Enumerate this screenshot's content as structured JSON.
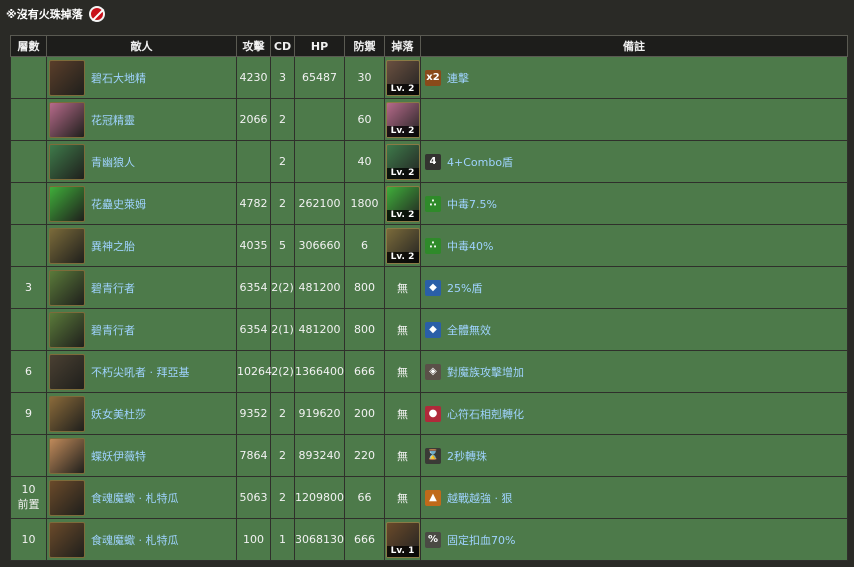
{
  "top_note": "※沒有火珠掉落",
  "headers": [
    "層數",
    "敵人",
    "攻擊",
    "CD",
    "HP",
    "防禦",
    "掉落",
    "備註"
  ],
  "rows": [
    {
      "floor": "",
      "enemy": "碧石大地精",
      "atk": "4230",
      "cd": "3",
      "hp": "65487",
      "def": "30",
      "drop": "Lv. 2",
      "note": "連擊",
      "portrait": "#5a3e2a",
      "drop_color": "#6a5040",
      "note_icon": "#8a4a1a",
      "note_glyph": "x2"
    },
    {
      "floor": "",
      "enemy": "花冠精靈",
      "atk": "2066",
      "cd": "2",
      "hp": "",
      "def": "60",
      "drop": "Lv. 2",
      "note": "",
      "portrait": "#b66a8a",
      "drop_color": "#b66a8a",
      "note_icon": "",
      "note_glyph": ""
    },
    {
      "floor": "",
      "enemy": "青幽狼人",
      "atk": "",
      "cd": "2",
      "hp": "",
      "def": "40",
      "drop": "Lv. 2",
      "note": "4+Combo盾",
      "portrait": "#3e7a4a",
      "drop_color": "#3e7a4a",
      "note_icon": "#333330",
      "note_glyph": "4"
    },
    {
      "floor": "",
      "enemy": "花蠱史萊姆",
      "atk": "4782",
      "cd": "2",
      "hp": "262100",
      "def": "1800",
      "drop": "Lv. 2",
      "note": "中毒7.5%",
      "portrait": "#3fae3a",
      "drop_color": "#3fae3a",
      "note_icon": "#2f8a2a",
      "note_glyph": "∴"
    },
    {
      "floor": "",
      "enemy": "異神之胎",
      "atk": "4035",
      "cd": "5",
      "hp": "306660",
      "def": "6",
      "drop": "Lv. 2",
      "note": "中毒40%",
      "portrait": "#7a6a3a",
      "drop_color": "#7a6a3a",
      "note_icon": "#2f8a2a",
      "note_glyph": "∴"
    },
    {
      "floor": "3",
      "enemy": "碧青行者",
      "atk": "6354",
      "cd": "2(2)",
      "hp": "481200",
      "def": "800",
      "drop": "無",
      "note": "25%盾",
      "portrait": "#5a7a3a",
      "drop_color": "",
      "note_icon": "#2a5fa8",
      "note_glyph": "◆"
    },
    {
      "floor": "",
      "enemy": "碧青行者",
      "atk": "6354",
      "cd": "2(1)",
      "hp": "481200",
      "def": "800",
      "drop": "無",
      "note": "全體無效",
      "portrait": "#5a7a3a",
      "drop_color": "",
      "note_icon": "#2a5fa8",
      "note_glyph": "◆"
    },
    {
      "floor": "6",
      "enemy": "不朽尖吼者 · 拜亞基",
      "atk": "10264",
      "cd": "2(2)",
      "hp": "1366400",
      "def": "666",
      "drop": "無",
      "note": "對魔族攻擊增加",
      "portrait": "#4a4032",
      "drop_color": "",
      "note_icon": "#5a5048",
      "note_glyph": "◈"
    },
    {
      "floor": "9",
      "enemy": "妖女美杜莎",
      "atk": "9352",
      "cd": "2",
      "hp": "919620",
      "def": "200",
      "drop": "無",
      "note": "心符石相剋轉化",
      "portrait": "#8a6a3a",
      "drop_color": "",
      "note_icon": "#b02a3a",
      "note_glyph": "●"
    },
    {
      "floor": "",
      "enemy": "蝶妖伊薇特",
      "atk": "7864",
      "cd": "2",
      "hp": "893240",
      "def": "220",
      "drop": "無",
      "note": "2秒轉珠",
      "portrait": "#c08a5a",
      "drop_color": "",
      "note_icon": "#3a3a36",
      "note_glyph": "⌛"
    },
    {
      "floor": "10\n前置",
      "enemy": "食魂魔蠍 · 札特瓜",
      "atk": "5063",
      "cd": "2",
      "hp": "1209800",
      "def": "66",
      "drop": "無",
      "note": "越戰越強 · 狠",
      "portrait": "#6a4a2a",
      "drop_color": "",
      "note_icon": "#c06a1a",
      "note_glyph": "▲"
    },
    {
      "floor": "10",
      "enemy": "食魂魔蠍 · 札特瓜",
      "atk": "100",
      "cd": "1",
      "hp": "3068130",
      "def": "666",
      "drop": "Lv. 1",
      "note": "固定扣血70%",
      "portrait": "#6a4a2a",
      "drop_color": "#6a4a2a",
      "note_icon": "#4a4a44",
      "note_glyph": "%"
    }
  ]
}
# # # #
- [AIM]:
For each line of the entries that includes "enemy", show that line.

- [SOLUTION TO THIS EXERCISE]:
      "enemy": "碧石大地精",
      "enemy": "花冠精靈",
      "enemy": "青幽狼人",
      "enemy": "花蠱史萊姆",
      "enemy": "異神之胎",
      "enemy": "碧青行者",
      "enemy": "碧青行者",
      "enemy": "不朽尖吼者 · 拜亞基",
      "enemy": "妖女美杜莎",
      "enemy": "蝶妖伊薇特",
      "enemy": "食魂魔蠍 · 札特瓜",
      "enemy": "食魂魔蠍 · 札特瓜",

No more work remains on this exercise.